## Supplied entries
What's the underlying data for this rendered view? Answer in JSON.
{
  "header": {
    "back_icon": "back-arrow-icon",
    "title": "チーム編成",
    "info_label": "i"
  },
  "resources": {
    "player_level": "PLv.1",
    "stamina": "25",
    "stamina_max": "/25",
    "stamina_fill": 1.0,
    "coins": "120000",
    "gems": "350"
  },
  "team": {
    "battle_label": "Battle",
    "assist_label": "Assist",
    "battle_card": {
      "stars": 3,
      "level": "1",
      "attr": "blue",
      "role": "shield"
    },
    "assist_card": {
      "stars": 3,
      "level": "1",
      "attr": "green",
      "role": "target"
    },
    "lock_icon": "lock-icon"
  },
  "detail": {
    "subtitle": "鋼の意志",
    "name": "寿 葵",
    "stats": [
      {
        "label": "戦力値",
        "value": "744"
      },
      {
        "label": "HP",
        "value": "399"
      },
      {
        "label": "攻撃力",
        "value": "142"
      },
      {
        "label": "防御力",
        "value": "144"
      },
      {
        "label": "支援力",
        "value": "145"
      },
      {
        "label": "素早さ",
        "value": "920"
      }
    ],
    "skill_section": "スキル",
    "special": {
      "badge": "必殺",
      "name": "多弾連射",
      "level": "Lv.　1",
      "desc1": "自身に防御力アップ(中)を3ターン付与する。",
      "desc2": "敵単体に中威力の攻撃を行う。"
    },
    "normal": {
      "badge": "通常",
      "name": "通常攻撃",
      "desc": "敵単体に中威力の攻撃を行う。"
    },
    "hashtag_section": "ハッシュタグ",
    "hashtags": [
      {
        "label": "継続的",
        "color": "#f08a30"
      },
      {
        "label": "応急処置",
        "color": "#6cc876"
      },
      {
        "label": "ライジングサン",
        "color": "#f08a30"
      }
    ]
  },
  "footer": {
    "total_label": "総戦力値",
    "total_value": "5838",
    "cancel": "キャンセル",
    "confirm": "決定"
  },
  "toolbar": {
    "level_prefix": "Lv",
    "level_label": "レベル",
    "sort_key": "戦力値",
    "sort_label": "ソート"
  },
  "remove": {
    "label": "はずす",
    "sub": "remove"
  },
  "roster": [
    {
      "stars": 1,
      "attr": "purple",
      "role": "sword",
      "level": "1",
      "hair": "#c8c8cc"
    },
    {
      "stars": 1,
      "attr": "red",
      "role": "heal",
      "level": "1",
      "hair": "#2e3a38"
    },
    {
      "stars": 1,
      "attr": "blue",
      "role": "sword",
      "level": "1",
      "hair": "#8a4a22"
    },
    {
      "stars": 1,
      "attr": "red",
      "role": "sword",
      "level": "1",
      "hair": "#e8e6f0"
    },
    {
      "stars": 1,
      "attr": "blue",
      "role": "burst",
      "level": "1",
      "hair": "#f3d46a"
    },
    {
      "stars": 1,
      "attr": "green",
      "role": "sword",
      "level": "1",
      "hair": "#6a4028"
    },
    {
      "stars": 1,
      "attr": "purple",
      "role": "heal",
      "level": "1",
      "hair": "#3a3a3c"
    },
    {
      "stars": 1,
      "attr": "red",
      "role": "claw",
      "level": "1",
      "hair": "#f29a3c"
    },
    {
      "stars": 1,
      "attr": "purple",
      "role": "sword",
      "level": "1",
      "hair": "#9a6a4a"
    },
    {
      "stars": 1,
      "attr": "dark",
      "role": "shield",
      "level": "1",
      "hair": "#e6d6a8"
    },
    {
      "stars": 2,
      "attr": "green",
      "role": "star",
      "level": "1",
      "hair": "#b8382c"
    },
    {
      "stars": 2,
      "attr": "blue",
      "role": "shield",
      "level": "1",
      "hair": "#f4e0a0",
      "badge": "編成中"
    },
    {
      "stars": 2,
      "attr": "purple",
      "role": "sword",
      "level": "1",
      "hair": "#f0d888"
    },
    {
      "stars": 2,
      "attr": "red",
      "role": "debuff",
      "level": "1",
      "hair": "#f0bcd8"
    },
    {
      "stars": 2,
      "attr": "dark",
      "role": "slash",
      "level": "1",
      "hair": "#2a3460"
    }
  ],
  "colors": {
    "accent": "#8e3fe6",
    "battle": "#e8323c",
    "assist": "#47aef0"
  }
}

## Problem statement
Repeat the material in full, exactly as it stands.

## Exercise output
What's the underlying data for this rendered view? Answer in JSON.
{
  "header": {
    "back_icon": "back-arrow-icon",
    "title": "チーム編成",
    "info_label": "i"
  },
  "resources": {
    "player_level": "PLv.1",
    "stamina": "25",
    "stamina_max": "/25",
    "stamina_fill": 1.0,
    "coins": "120000",
    "gems": "350"
  },
  "team": {
    "battle_label": "Battle",
    "assist_label": "Assist",
    "battle_card": {
      "stars": 3,
      "level": "1",
      "attr": "blue",
      "role": "shield"
    },
    "assist_card": {
      "stars": 3,
      "level": "1",
      "attr": "green",
      "role": "target"
    },
    "lock_icon": "lock-icon"
  },
  "detail": {
    "subtitle": "鋼の意志",
    "name": "寿 葵",
    "stats": [
      {
        "label": "戦力値",
        "value": "744"
      },
      {
        "label": "HP",
        "value": "399"
      },
      {
        "label": "攻撃力",
        "value": "142"
      },
      {
        "label": "防御力",
        "value": "144"
      },
      {
        "label": "支援力",
        "value": "145"
      },
      {
        "label": "素早さ",
        "value": "920"
      }
    ],
    "skill_section": "スキル",
    "special": {
      "badge": "必殺",
      "name": "多弾連射",
      "level": "Lv.　1",
      "desc1": "自身に防御力アップ(中)を3ターン付与する。",
      "desc2": "敵単体に中威力の攻撃を行う。"
    },
    "normal": {
      "badge": "通常",
      "name": "通常攻撃",
      "desc": "敵単体に中威力の攻撃を行う。"
    },
    "hashtag_section": "ハッシュタグ",
    "hashtags": [
      {
        "label": "継続的",
        "color": "#f08a30"
      },
      {
        "label": "応急処置",
        "color": "#6cc876"
      },
      {
        "label": "ライジングサン",
        "color": "#f08a30"
      }
    ]
  },
  "footer": {
    "total_label": "総戦力値",
    "total_value": "5838",
    "cancel": "キャンセル",
    "confirm": "決定"
  },
  "toolbar": {
    "level_prefix": "Lv",
    "level_label": "レベル",
    "sort_key": "戦力値",
    "sort_label": "ソート"
  },
  "remove": {
    "label": "はずす",
    "sub": "remove"
  },
  "roster": [
    {
      "stars": 1,
      "attr": "purple",
      "role": "sword",
      "level": "1",
      "hair": "#c8c8cc"
    },
    {
      "stars": 1,
      "attr": "red",
      "role": "heal",
      "level": "1",
      "hair": "#2e3a38"
    },
    {
      "stars": 1,
      "attr": "blue",
      "role": "sword",
      "level": "1",
      "hair": "#8a4a22"
    },
    {
      "stars": 1,
      "attr": "red",
      "role": "sword",
      "level": "1",
      "hair": "#e8e6f0"
    },
    {
      "stars": 1,
      "attr": "blue",
      "role": "burst",
      "level": "1",
      "hair": "#f3d46a"
    },
    {
      "stars": 1,
      "attr": "green",
      "role": "sword",
      "level": "1",
      "hair": "#6a4028"
    },
    {
      "stars": 1,
      "attr": "purple",
      "role": "heal",
      "level": "1",
      "hair": "#3a3a3c"
    },
    {
      "stars": 1,
      "attr": "red",
      "role": "claw",
      "level": "1",
      "hair": "#f29a3c"
    },
    {
      "stars": 1,
      "attr": "purple",
      "role": "sword",
      "level": "1",
      "hair": "#9a6a4a"
    },
    {
      "stars": 1,
      "attr": "dark",
      "role": "shield",
      "level": "1",
      "hair": "#e6d6a8"
    },
    {
      "stars": 2,
      "attr": "green",
      "role": "star",
      "level": "1",
      "hair": "#b8382c"
    },
    {
      "stars": 2,
      "attr": "blue",
      "role": "shield",
      "level": "1",
      "hair": "#f4e0a0",
      "badge": "編成中"
    },
    {
      "stars": 2,
      "attr": "purple",
      "role": "sword",
      "level": "1",
      "hair": "#f0d888"
    },
    {
      "stars": 2,
      "attr": "red",
      "role": "debuff",
      "level": "1",
      "hair": "#f0bcd8"
    },
    {
      "stars": 2,
      "attr": "dark",
      "role": "slash",
      "level": "1",
      "hair": "#2a3460"
    }
  ],
  "colors": {
    "accent": "#8e3fe6",
    "battle": "#e8323c",
    "assist": "#47aef0"
  }
}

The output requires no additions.